* **SET EXERCISE**: All of the entries must be reproduced exactly, with no images carried over.

Stored records:
>> start
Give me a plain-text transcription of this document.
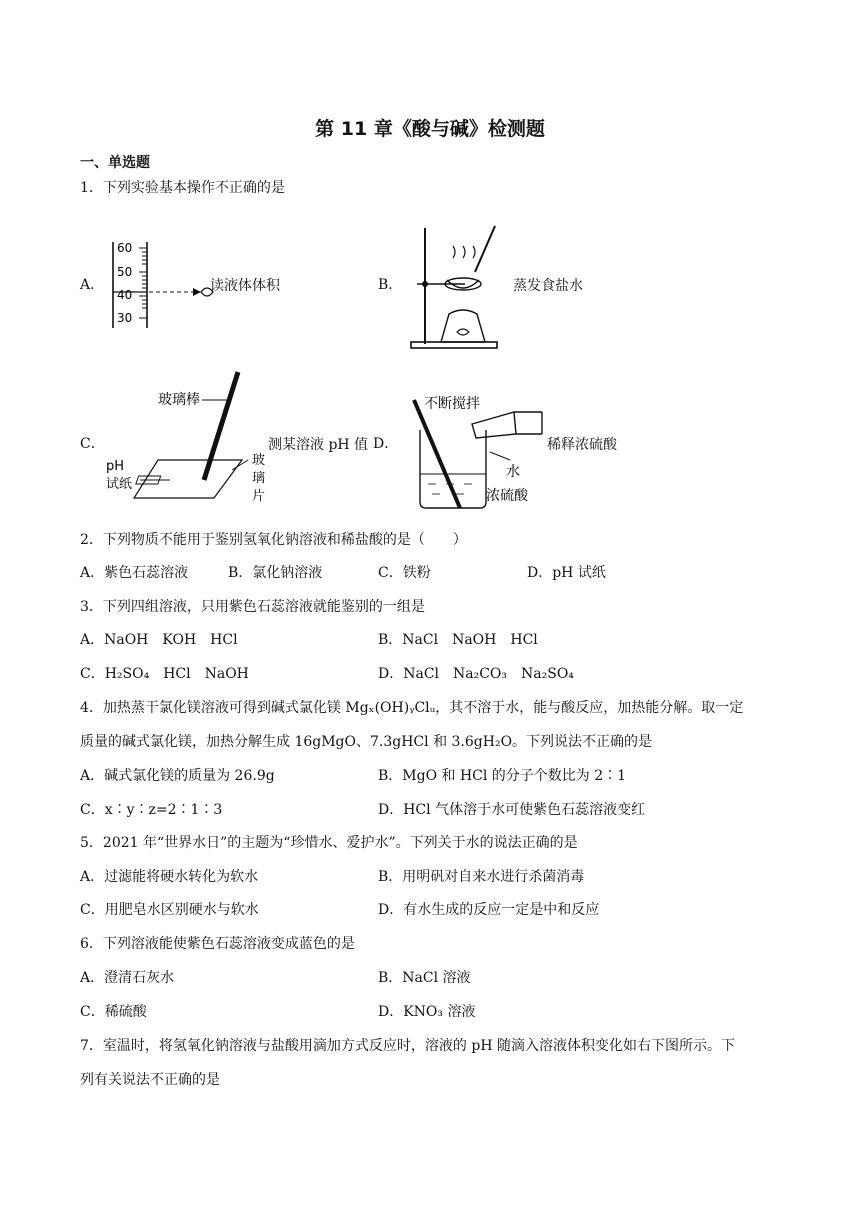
第 11 章《酸与碱》检测题
一、单选题
1．下列实验基本操作不正确的是
A．
60
50
40
30
读液体体积	B．	蒸发食盐水
C．
玻璃棒
pH
试纸
玻
璃
片
测某溶液 pH 值 D．
不断搅拌
水
浓硫酸
稀释浓硫酸
2．下列物质不能用于鉴别氢氧化钠溶液和稀盐酸的是（　　）
A．紫色石蕊溶液	B．氯化钠溶液	C．铁粉	D．pH 试纸
3．下列四组溶液，只用紫色石蕊溶液就能鉴别的一组是
A．NaOH　KOH　HCl	B．NaCl　NaOH　HCl
C．H₂SO₄　HCl　NaOH	D．NaCl　Na₂CO₃　Na₂SO₄
4．加热蒸干氯化镁溶液可得到碱式氯化镁 Mgₓ(OH)ᵧClᵤ，其不溶于水，能与酸反应，加热能分解。取一定
质量的碱式氯化镁，加热分解生成 16gMgO、7.3gHCl 和 3.6gH₂O。下列说法不正确的是
A．碱式氯化镁的质量为 26.9g	B．MgO 和 HCl 的分子个数比为 2∶1
C．x∶y∶z=2∶1∶3	D．HCl 气体溶于水可使紫色石蕊溶液变红
5．2021 年“世界水日”的主题为“珍惜水、爱护水”。下列关于水的说法正确的是
A．过滤能将硬水转化为软水	B．用明矾对自来水进行杀菌消毒
C．用肥皂水区别硬水与软水	D．有水生成的反应一定是中和反应
6．下列溶液能使紫色石蕊溶液变成蓝色的是
A．澄清石灰水	B．NaCl 溶液
C．稀硫酸	D．KNO₃ 溶液
7．室温时，将氢氧化钠溶液与盐酸用滴加方式反应时，溶液的 pH 随滴入溶液体积变化如右下图所示。下
列有关说法不正确的是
>> end
* **WRITTEN SOLUTION**:
Give me a plain-text transcription of this document.
第 11 章《酸与碱》检测题
一、单选题
1．下列实验基本操作不正确的是
A．
60
50
40
30
读液体体积	B．	蒸发食盐水
C．
玻璃棒
pH
试纸
玻
璃
片
测某溶液 pH 值 D．
不断搅拌
水
浓硫酸
稀释浓硫酸
2．下列物质不能用于鉴别氢氧化钠溶液和稀盐酸的是（　　）
A．紫色石蕊溶液	B．氯化钠溶液	C．铁粉	D．pH 试纸
3．下列四组溶液，只用紫色石蕊溶液就能鉴别的一组是
A．NaOH　KOH　HCl	B．NaCl　NaOH　HCl
C．H₂SO₄　HCl　NaOH	D．NaCl　Na₂CO₃　Na₂SO₄
4．加热蒸干氯化镁溶液可得到碱式氯化镁 Mgₓ(OH)ᵧClᵤ，其不溶于水，能与酸反应，加热能分解。取一定
质量的碱式氯化镁，加热分解生成 16gMgO、7.3gHCl 和 3.6gH₂O。下列说法不正确的是
A．碱式氯化镁的质量为 26.9g	B．MgO 和 HCl 的分子个数比为 2∶1
C．x∶y∶z=2∶1∶3	D．HCl 气体溶于水可使紫色石蕊溶液变红
5．2021 年“世界水日”的主题为“珍惜水、爱护水”。下列关于水的说法正确的是
A．过滤能将硬水转化为软水	B．用明矾对自来水进行杀菌消毒
C．用肥皂水区别硬水与软水	D．有水生成的反应一定是中和反应
6．下列溶液能使紫色石蕊溶液变成蓝色的是
A．澄清石灰水	B．NaCl 溶液
C．稀硫酸	D．KNO₃ 溶液
7．室温时，将氢氧化钠溶液与盐酸用滴加方式反应时，溶液的 pH 随滴入溶液体积变化如右下图所示。下
列有关说法不正确的是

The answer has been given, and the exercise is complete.